Given request.
Identify each line of the entries below that contains the string "block", and copy those lines in full. The match is case-sensitive.

Stored data.
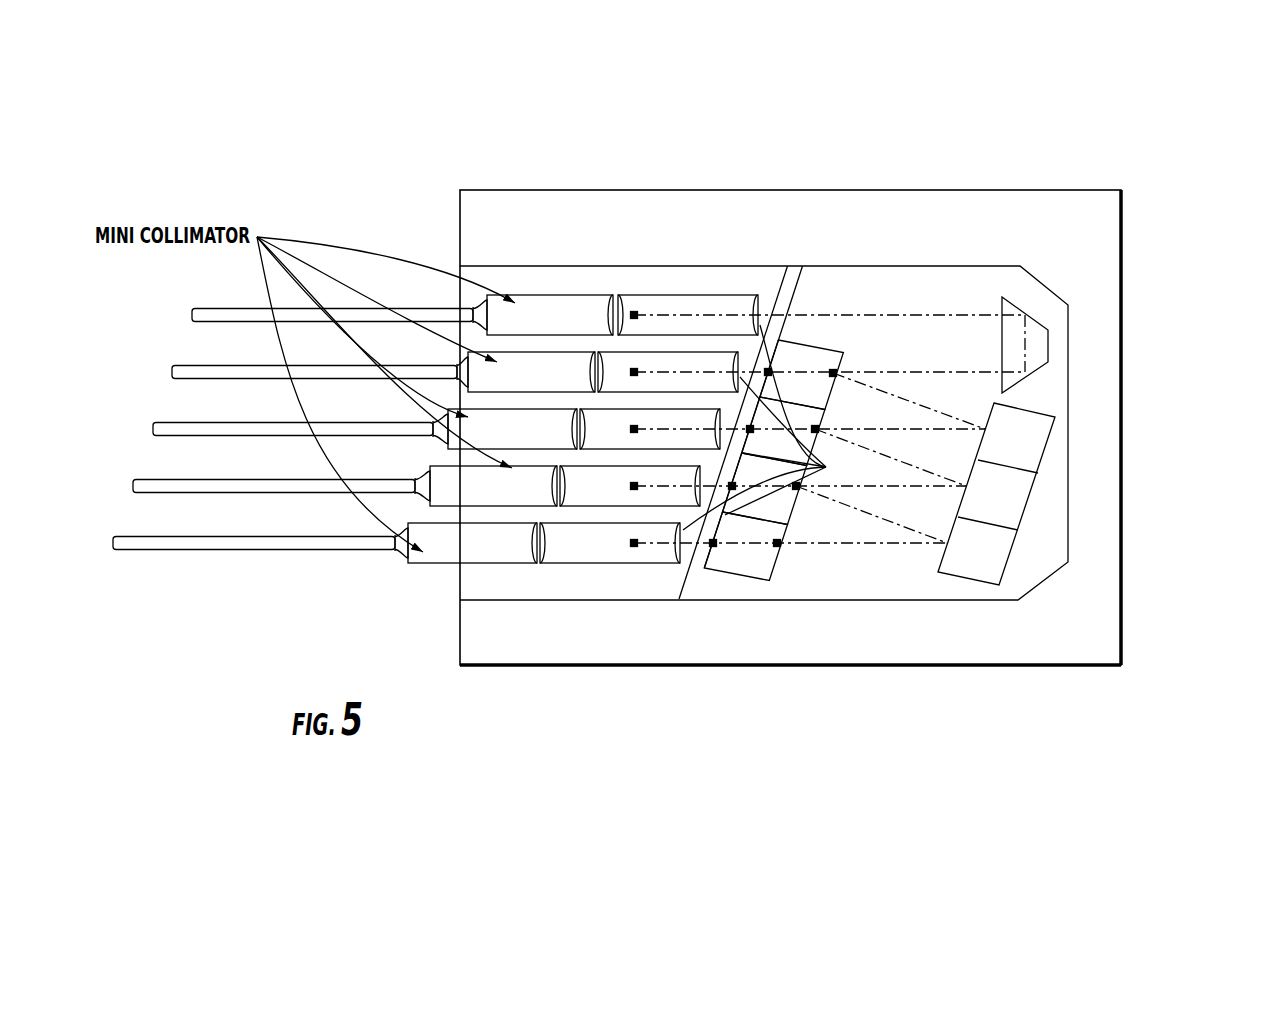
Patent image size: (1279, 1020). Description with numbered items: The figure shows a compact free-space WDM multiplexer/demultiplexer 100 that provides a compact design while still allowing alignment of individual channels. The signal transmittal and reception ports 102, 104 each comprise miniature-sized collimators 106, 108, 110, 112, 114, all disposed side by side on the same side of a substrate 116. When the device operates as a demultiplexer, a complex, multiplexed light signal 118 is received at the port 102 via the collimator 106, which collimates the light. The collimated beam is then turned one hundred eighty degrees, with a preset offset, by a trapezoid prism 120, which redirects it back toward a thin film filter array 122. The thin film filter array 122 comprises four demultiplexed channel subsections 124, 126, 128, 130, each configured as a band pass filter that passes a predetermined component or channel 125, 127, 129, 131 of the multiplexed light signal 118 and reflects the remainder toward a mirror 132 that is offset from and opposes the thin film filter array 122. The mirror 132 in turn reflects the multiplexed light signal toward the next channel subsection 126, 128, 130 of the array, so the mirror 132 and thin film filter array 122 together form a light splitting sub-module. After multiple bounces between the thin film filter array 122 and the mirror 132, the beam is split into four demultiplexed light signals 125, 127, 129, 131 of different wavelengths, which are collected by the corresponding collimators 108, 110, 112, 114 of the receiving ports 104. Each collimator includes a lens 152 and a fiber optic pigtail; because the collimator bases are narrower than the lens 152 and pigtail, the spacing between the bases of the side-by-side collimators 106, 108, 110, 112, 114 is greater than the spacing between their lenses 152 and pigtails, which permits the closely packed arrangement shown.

The compact free-space WDM multiplexer/demultiplexer 100 is at (287, 95).
The signal transmittal port 102 is at (456, 306).
The signal reception ports 104 is at (454, 367).
The miniature-sized collimator 106 is at (560, 328).
The miniature-sized collimator 108 is at (542, 384).
The miniature-sized collimator 110 is at (521, 442).
The miniature-sized collimator 112 is at (503, 498).
The miniature-sized collimator 114 is at (483, 556).
The substrate 116 is at (891, 235).
The multiplexed light signal 118 is at (945, 313).
The trapezoid prism 120 is at (1060, 339).
The thin film filter array 122 is at (741, 584).
The demultiplexed channel subsection 124 is at (792, 363).
The demultiplexed light signal 125 is at (693, 370).
The demultiplexed channel subsection 126 is at (800, 417).
The demultiplexed light signal 127 is at (648, 424).
The demultiplexed channel subsection 128 is at (787, 515).
The demultiplexed light signal 129 is at (647, 484).
The demultiplexed channel subsection 130 is at (728, 557).
The demultiplexed light signal 131 is at (648, 542).
The mirror 132 is at (975, 592).
The lens 152 is at (814, 467).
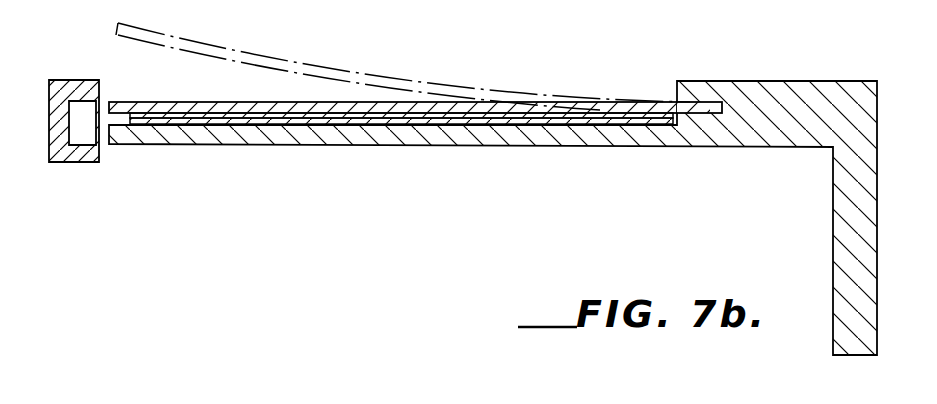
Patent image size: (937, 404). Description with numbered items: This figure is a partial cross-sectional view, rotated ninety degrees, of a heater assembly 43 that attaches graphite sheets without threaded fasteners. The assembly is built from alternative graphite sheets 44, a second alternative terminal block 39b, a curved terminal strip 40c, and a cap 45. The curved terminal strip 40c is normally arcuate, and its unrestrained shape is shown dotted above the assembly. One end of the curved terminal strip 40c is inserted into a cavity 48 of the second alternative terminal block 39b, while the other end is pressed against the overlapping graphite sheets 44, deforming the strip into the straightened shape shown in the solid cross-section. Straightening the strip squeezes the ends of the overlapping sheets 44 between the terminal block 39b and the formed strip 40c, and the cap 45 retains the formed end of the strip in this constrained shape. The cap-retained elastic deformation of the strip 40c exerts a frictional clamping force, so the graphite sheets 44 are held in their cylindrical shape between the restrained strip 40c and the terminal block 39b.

The second alternative terminal block 39b is at (798, 85).
The heater assembly 43 is at (433, 97).
The alternative graphite sheets 44 is at (444, 115).
The cap 45 is at (90, 163).
The cavity 48 is at (710, 107).
The curved terminal strip 40c is at (302, 101).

Response to this exercise.
Patent image size: (937, 404). Description with numbered items: This figure is a partial cross-sectional view, rotated ninety degrees, of a heater assembly 43 that attaches graphite sheets without threaded fasteners. The assembly is built from alternative graphite sheets 44, a second alternative terminal block 39b, a curved terminal strip 40c, and a cap 45. The curved terminal strip 40c is normally arcuate, and its unrestrained shape is shown dotted above the assembly. One end of the curved terminal strip 40c is inserted into a cavity 48 of the second alternative terminal block 39b, while the other end is pressed against the overlapping graphite sheets 44, deforming the strip into the straightened shape shown in the solid cross-section. Straightening the strip squeezes the ends of the overlapping sheets 44 between the terminal block 39b and the formed strip 40c, and the cap 45 retains the formed end of the strip in this constrained shape. The cap-retained elastic deformation of the strip 40c exerts a frictional clamping force, so the graphite sheets 44 are held in their cylindrical shape between the restrained strip 40c and the terminal block 39b.
The second alternative terminal block 39b is at (798, 85).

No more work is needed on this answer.